**Task to carry out**
Convert every line of the records below into a JSON list of strings, one string per line, leaving out blank lines.

**Information given**
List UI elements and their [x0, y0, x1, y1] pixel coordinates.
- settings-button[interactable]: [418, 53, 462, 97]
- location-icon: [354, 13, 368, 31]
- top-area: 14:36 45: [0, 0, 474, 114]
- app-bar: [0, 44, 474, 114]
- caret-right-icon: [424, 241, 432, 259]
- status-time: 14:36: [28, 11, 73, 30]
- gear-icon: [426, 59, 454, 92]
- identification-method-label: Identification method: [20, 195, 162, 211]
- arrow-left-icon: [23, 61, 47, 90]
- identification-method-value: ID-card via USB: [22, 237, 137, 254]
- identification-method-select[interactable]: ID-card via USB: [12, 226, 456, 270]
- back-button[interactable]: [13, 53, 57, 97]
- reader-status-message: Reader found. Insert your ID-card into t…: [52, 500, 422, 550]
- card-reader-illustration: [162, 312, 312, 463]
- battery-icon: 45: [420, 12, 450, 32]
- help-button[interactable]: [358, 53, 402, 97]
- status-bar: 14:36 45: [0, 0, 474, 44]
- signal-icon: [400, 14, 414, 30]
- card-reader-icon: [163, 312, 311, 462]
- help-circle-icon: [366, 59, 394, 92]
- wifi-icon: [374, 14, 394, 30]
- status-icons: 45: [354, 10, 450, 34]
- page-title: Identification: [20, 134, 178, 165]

**Correct response**
[
  "List UI elements and their [x0, y0, x1, y1] pixel coordinates.",
  "- settings-button[interactable]: [418, 53, 462, 97]",
  "- location-icon: [354, 13, 368, 31]",
  "- top-area: 14:36 45: [0, 0, 474, 114]",
  "- app-bar: [0, 44, 474, 114]",
  "- caret-right-icon: [424, 241, 432, 259]",
  "- status-time: 14:36: [28, 11, 73, 30]",
  "- gear-icon: [426, 59, 454, 92]",
  "- identification-method-label: Identification method: [20, 195, 162, 211]",
  "- arrow-left-icon: [23, 61, 47, 90]",
  "- identification-method-value: ID-card via USB: [22, 237, 137, 254]",
  "- identification-method-select[interactable]: ID-card via USB: [12, 226, 456, 270]",
  "- back-button[interactable]: [13, 53, 57, 97]",
  "- reader-status-message: Reader found. Insert your ID-card into t…: [52, 500, 422, 550]",
  "- card-reader-illustration: [162, 312, 312, 463]",
  "- battery-icon: 45: [420, 12, 450, 32]",
  "- help-button[interactable]: [358, 53, 402, 97]",
  "- status-bar: 14:36 45: [0, 0, 474, 44]",
  "- signal-icon: [400, 14, 414, 30]",
  "- card-reader-icon: [163, 312, 311, 462]",
  "- help-circle-icon: [366, 59, 394, 92]",
  "- wifi-icon: [374, 14, 394, 30]",
  "- status-icons: 45: [354, 10, 450, 34]",
  "- page-title: Identification: [20, 134, 178, 165]"
]